━━ Provided data ━━
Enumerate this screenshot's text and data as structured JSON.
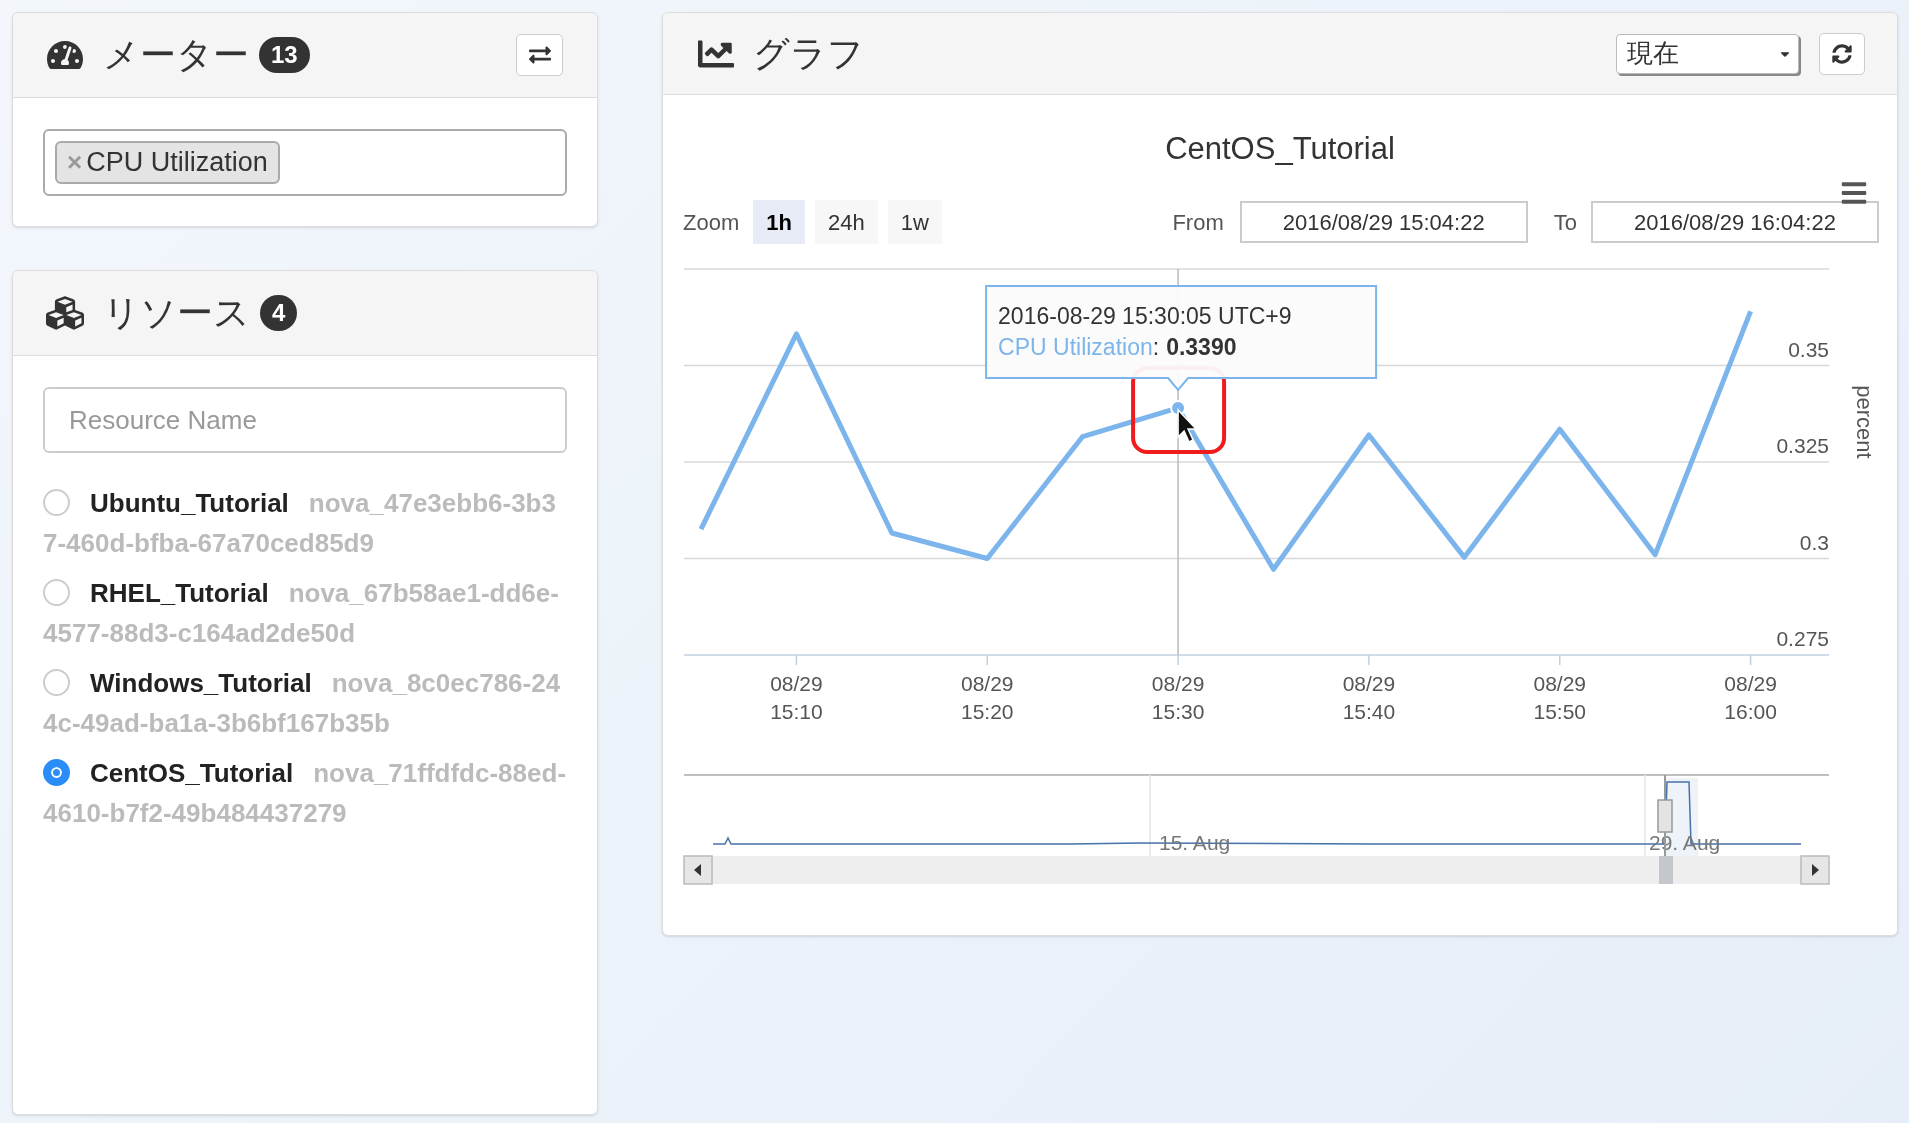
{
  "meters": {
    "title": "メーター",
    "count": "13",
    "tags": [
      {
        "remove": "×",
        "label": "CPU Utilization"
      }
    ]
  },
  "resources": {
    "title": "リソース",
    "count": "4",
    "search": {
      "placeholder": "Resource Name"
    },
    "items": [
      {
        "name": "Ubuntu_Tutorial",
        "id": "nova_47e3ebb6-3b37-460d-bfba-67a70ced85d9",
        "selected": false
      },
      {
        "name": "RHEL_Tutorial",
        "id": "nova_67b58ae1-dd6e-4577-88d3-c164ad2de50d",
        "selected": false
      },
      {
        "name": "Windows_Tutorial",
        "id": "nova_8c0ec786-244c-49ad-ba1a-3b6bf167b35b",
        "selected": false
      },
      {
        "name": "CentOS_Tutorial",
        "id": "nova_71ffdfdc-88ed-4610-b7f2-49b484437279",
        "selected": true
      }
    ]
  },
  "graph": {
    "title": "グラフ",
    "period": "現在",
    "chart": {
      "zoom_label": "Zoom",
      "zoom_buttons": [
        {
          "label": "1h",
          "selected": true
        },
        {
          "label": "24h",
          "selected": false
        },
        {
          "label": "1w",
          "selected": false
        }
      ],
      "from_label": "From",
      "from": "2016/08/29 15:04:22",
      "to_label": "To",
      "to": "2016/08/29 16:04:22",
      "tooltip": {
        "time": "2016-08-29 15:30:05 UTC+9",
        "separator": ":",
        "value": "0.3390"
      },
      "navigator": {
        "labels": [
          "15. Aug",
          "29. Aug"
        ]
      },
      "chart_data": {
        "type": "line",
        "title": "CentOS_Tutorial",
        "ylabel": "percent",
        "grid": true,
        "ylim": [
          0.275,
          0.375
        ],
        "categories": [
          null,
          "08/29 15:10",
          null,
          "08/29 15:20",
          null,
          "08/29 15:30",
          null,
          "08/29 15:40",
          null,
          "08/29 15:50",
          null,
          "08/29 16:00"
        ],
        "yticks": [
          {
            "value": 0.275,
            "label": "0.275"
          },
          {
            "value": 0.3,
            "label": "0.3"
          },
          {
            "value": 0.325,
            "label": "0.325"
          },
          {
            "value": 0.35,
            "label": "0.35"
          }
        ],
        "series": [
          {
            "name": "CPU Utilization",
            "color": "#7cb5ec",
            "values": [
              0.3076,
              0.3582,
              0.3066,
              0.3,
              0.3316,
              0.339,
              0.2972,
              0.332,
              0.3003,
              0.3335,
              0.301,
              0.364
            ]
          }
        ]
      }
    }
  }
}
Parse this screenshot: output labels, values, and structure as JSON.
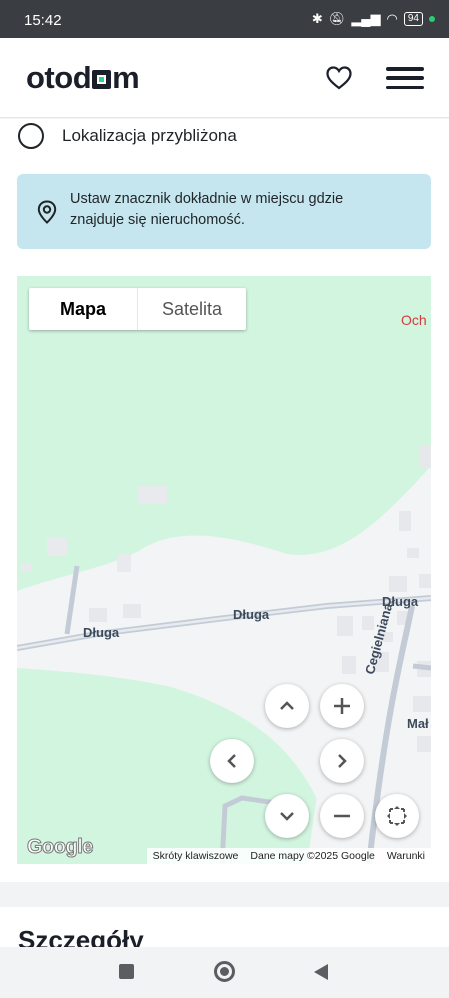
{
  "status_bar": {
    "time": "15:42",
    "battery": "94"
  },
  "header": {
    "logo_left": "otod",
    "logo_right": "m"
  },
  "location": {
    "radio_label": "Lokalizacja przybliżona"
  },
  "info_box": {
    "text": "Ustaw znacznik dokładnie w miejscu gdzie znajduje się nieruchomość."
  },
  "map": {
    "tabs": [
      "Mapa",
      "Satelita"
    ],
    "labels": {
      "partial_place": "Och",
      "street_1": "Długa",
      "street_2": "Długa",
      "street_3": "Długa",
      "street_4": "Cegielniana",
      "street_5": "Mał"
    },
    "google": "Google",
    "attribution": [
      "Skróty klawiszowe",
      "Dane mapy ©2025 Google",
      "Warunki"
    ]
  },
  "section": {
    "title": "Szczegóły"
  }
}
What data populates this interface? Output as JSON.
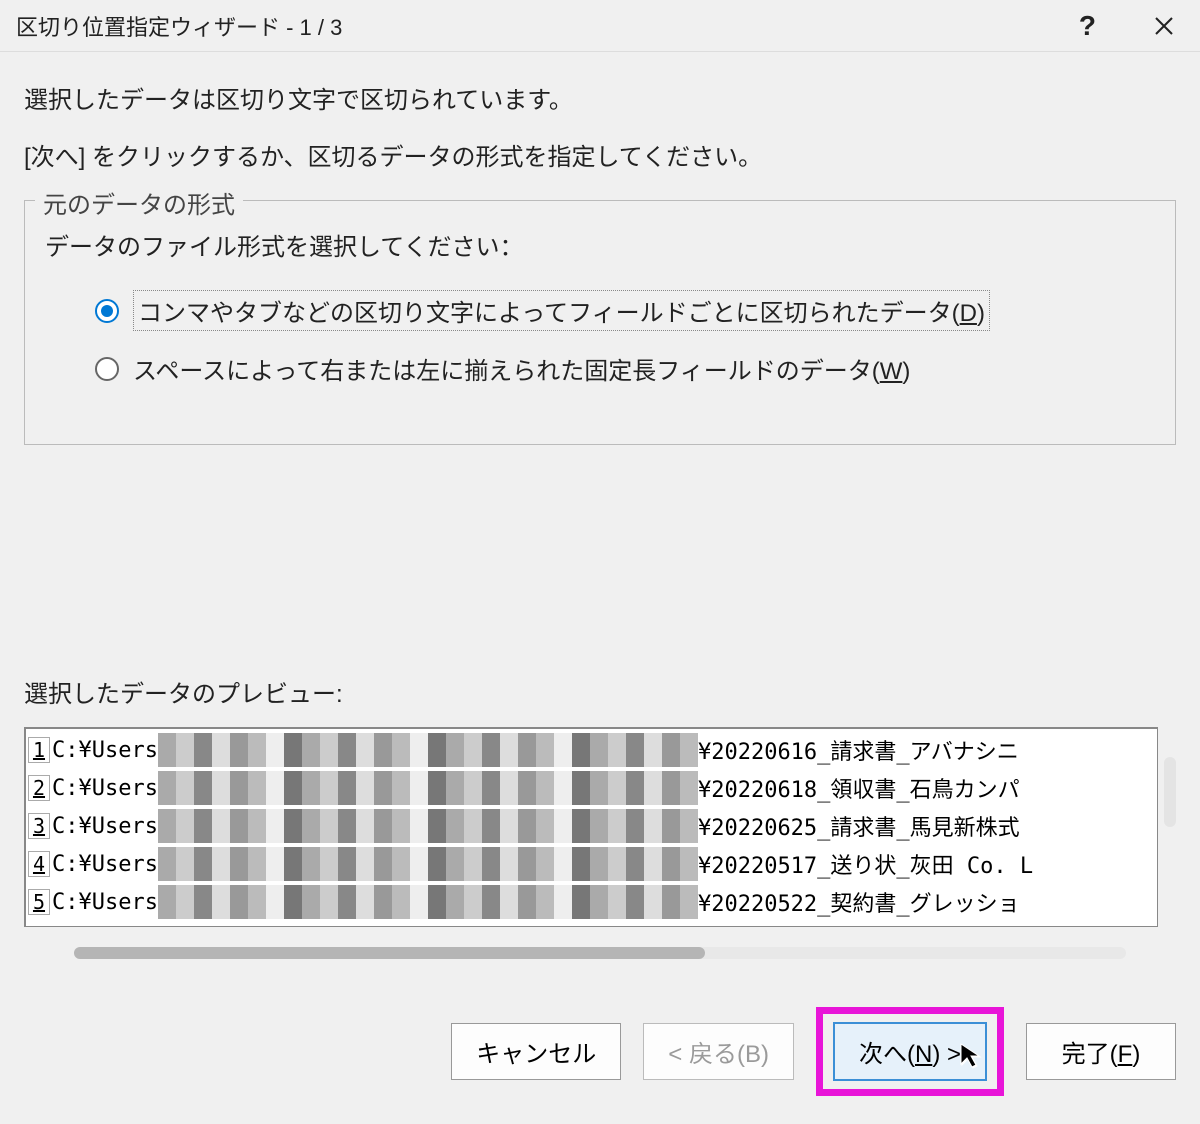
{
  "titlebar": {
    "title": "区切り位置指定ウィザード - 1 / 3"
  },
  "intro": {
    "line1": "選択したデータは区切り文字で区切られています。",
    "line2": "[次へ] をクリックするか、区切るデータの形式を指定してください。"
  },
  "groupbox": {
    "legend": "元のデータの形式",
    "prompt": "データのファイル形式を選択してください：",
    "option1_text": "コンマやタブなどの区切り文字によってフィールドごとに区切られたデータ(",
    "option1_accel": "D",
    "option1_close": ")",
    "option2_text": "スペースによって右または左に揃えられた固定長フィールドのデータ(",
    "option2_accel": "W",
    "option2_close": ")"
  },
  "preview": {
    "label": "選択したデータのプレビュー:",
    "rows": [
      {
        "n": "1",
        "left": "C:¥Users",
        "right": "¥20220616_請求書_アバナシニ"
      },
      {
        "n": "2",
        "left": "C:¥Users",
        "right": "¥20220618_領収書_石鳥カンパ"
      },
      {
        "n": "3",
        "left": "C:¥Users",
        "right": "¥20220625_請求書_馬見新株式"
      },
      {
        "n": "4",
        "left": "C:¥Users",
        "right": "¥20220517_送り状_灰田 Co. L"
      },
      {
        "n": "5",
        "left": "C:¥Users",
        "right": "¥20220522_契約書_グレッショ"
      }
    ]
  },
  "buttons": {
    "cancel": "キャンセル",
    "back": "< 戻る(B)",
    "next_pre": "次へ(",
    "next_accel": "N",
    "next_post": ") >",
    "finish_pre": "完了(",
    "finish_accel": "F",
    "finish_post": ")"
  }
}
━━━
Write down exactly the lines running from the line with "What data populates" through the end of the material, both ends included, and none of the pictures.

What data populates this interface? Output as JSON.
{
  "titlebar": {
    "title": "区切り位置指定ウィザード - 1 / 3"
  },
  "intro": {
    "line1": "選択したデータは区切り文字で区切られています。",
    "line2": "[次へ] をクリックするか、区切るデータの形式を指定してください。"
  },
  "groupbox": {
    "legend": "元のデータの形式",
    "prompt": "データのファイル形式を選択してください：",
    "option1_text": "コンマやタブなどの区切り文字によってフィールドごとに区切られたデータ(",
    "option1_accel": "D",
    "option1_close": ")",
    "option2_text": "スペースによって右または左に揃えられた固定長フィールドのデータ(",
    "option2_accel": "W",
    "option2_close": ")"
  },
  "preview": {
    "label": "選択したデータのプレビュー:",
    "rows": [
      {
        "n": "1",
        "left": "C:¥Users",
        "right": "¥20220616_請求書_アバナシニ"
      },
      {
        "n": "2",
        "left": "C:¥Users",
        "right": "¥20220618_領収書_石鳥カンパ"
      },
      {
        "n": "3",
        "left": "C:¥Users",
        "right": "¥20220625_請求書_馬見新株式"
      },
      {
        "n": "4",
        "left": "C:¥Users",
        "right": "¥20220517_送り状_灰田 Co. L"
      },
      {
        "n": "5",
        "left": "C:¥Users",
        "right": "¥20220522_契約書_グレッショ"
      }
    ]
  },
  "buttons": {
    "cancel": "キャンセル",
    "back": "< 戻る(B)",
    "next_pre": "次へ(",
    "next_accel": "N",
    "next_post": ") >",
    "finish_pre": "完了(",
    "finish_accel": "F",
    "finish_post": ")"
  }
}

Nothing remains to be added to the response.